** start **

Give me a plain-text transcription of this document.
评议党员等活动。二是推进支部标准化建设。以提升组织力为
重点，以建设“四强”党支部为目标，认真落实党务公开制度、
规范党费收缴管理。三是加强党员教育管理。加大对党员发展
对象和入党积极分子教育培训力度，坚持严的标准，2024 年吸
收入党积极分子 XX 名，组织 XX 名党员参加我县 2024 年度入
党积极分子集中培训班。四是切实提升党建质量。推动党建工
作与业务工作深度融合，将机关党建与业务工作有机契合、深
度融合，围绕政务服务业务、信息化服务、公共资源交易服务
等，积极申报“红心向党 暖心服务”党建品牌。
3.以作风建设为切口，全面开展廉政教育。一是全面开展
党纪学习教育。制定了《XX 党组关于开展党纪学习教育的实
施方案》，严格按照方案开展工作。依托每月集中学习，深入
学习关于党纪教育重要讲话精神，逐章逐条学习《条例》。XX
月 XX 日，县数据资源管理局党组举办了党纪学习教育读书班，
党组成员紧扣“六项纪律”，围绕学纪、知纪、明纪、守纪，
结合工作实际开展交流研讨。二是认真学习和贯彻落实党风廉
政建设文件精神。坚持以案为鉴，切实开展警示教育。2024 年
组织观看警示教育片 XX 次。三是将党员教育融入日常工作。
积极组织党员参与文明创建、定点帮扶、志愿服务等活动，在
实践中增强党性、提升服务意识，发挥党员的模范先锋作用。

** end **

Problem requirements
Word for word, write out all of the data above.

Finished answer
Give me a plain-text transcription of this document.
评议党员等活动。二是推进支部标准化建设。以提升组织力为
重点，以建设“四强”党支部为目标，认真落实党务公开制度、
规范党费收缴管理。三是加强党员教育管理。加大对党员发展
对象和入党积极分子教育培训力度，坚持严的标准，2024 年吸
收入党积极分子 XX 名，组织 XX 名党员参加我县 2024 年度入
党积极分子集中培训班。四是切实提升党建质量。推动党建工
作与业务工作深度融合，将机关党建与业务工作有机契合、深
度融合，围绕政务服务业务、信息化服务、公共资源交易服务
等，积极申报“红心向党 暖心服务”党建品牌。
3.以作风建设为切口，全面开展廉政教育。一是全面开展
党纪学习教育。制定了《XX 党组关于开展党纪学习教育的实
施方案》，严格按照方案开展工作。依托每月集中学习，深入
学习关于党纪教育重要讲话精神，逐章逐条学习《条例》。XX
月 XX 日，县数据资源管理局党组举办了党纪学习教育读书班，
党组成员紧扣“六项纪律”，围绕学纪、知纪、明纪、守纪，
结合工作实际开展交流研讨。二是认真学习和贯彻落实党风廉
政建设文件精神。坚持以案为鉴，切实开展警示教育。2024 年
组织观看警示教育片 XX 次。三是将党员教育融入日常工作。
积极组织党员参与文明创建、定点帮扶、志愿服务等活动，在
实践中增强党性、提升服务意识，发挥党员的模范先锋作用。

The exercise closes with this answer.